TEXTO PARA LEITURA:

- - -

A Claro e a Vivo estão entre as empresas brasileiras mais valiosas da atualidade, conforme a nova edição do ranking Kantar BrandZ, divulgado nessa terça (25).
No total, a lista traz 50 empresas de diversos setores. Ao longo dos últimos dois anos, essas companhias foram analisadas e tiveram seus resultados postos à prova.
De acordo com a Kantar, a lista não leva em consideração valor de mercado nem faturamento, mas sim a força da marca e capacidade de influenciar a decisão dos consumidores.
“Uma marca ganha força quando consegue ocupar um espaço claro na vida das pessoas. Isso pode acontecer porque facilita uma tarefa, resolve uma necessidade ou cria identificação emocional”, disse o CEO da Kantar no Brasil, Martin Cena.
Duas das três grandes no topo
Vencendo diversas outras companhias consideradas mais fortes, Claro e Vivo ocupam o top 5 do Kantar BrandZ, na terceira e quinta posição, respectivamente.
Para se ter uma ideia do tamanho disso, a Claro perde apenas para dois bancos, o Itaú e o Nubank, que são marcas de destaque global. Entre as duas operadoras está a Brahma, na 4ª posição. Inclusive, a Vivo superou o Bradesco, um dos maiores bancos privados do país, que ficou em 6º.
Em termos de valor de marca, a Claro foi avaliada em R$ 7,4 bilhões. A Telefônica Brasil, por sua vez, acumula R$ 5,7 bilhões. Os valores representam 30% e 71% de crescimento entre 2024 e 2026, respectivamente.
A Kantar analisa que o motivo pelo qual empresas de telecom têm vencido companhias de energia, como a Petrobras, e até alguns bancos, é simples: relevância criada na vida dos consumidores.
Em outras palavras, quanto mais próximo e atuante no dia a dia das pessoas uma empresa é, mais valiosa, em termos de marca ela se torna.

- - -

DADOS REGISTRADOS:
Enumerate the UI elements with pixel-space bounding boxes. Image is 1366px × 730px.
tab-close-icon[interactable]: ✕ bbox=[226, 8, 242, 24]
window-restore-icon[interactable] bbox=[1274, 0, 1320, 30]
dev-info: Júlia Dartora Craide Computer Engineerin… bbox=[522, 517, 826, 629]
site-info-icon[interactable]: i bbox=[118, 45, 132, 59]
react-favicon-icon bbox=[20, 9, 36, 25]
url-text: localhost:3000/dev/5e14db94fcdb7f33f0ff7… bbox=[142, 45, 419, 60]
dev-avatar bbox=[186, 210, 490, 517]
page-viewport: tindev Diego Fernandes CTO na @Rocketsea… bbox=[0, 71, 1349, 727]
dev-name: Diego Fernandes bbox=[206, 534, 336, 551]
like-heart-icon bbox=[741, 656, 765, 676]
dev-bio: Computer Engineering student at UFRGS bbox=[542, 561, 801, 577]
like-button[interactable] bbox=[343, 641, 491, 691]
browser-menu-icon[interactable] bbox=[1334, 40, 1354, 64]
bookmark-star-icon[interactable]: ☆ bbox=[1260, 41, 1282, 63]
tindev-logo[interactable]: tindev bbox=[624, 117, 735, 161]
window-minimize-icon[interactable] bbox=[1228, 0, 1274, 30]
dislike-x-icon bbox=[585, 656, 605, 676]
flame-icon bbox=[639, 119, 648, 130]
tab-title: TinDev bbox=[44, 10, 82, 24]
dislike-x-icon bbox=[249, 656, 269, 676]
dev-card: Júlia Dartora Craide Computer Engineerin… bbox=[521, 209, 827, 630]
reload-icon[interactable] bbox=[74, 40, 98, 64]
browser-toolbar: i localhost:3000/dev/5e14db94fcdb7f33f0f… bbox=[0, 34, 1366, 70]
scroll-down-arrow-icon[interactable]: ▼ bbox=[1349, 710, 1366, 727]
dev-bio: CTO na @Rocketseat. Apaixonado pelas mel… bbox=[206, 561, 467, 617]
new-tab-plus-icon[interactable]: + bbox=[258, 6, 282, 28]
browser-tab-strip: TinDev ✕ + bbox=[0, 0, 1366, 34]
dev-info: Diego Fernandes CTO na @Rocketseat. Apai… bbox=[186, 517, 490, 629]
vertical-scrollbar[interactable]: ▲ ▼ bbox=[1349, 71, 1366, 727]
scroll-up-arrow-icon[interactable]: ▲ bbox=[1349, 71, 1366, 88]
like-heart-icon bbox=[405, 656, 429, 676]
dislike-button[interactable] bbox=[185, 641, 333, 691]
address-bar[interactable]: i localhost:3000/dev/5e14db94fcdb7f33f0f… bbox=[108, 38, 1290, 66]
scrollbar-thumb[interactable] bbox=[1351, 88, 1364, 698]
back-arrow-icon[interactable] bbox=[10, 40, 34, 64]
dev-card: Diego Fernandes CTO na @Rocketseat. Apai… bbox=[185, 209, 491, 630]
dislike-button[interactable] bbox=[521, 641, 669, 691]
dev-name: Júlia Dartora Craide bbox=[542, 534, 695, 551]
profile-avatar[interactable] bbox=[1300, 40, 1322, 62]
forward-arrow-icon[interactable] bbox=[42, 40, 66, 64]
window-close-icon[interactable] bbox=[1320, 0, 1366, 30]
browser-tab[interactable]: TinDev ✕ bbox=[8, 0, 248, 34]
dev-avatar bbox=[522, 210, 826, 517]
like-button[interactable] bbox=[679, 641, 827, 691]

- - -

INSTRUÇÃO DE TRABALHO 1: No texto sobre o ranking Kantar BrandZ, em quanto a Claro teve sua marca avaliada?
INSTRUÇÃO DE TRABALHO 2: Prossiga o texto sobre o ranking Kantar BrandZ a partir do ponto em que ele termina.

RESPOSTA 1: R$ 7,4 bilhões.

RESPOSTA 2:
Para Martin Cena, essa capacidade tira a marca da “luta pelo preço” pura e simples, elevando o seu patamar aos olhos do público.
“Ser diferente não é simplesmente chamar atenção. O diferencial precisa ter valor para as pessoas. É essa combinação entre relevância e diferenciação que ajuda uma empresa a sair de uma disputa baseada apenas em preço e construir uma relação mais forte com o consumidor”, disse.
E a TIM?
Por incrível que pareça, a TIM não aparece entre as 50 marcas mais valiosas do Brasil, pelo menos nesse levantamento da Kantar. Na verdade, a própria Oi, que acaba de ter a sua falência decretada, aparece na 36ª posição.
A agora ex-operadora, que deixou mais de R$ 44 bilhões em dívidas, é reportada como tendo R$ 657 milhões em valor de marca, ficando à frente de marcas consolidadas como Banco Inter (37º), 3 Corações (38º) e Cônsul (50º).
Como a Kantar não disponibiliza informações mais detalhadas sobre as empresas que aparecem na lista, não é possível saber o motivo pelo qual a TIM não foi citada. Porém, levando-se em consideração a metodologia utilizada, é possível inferir que a marca simplesmente não atingiu níveis de valor percebido suficientes.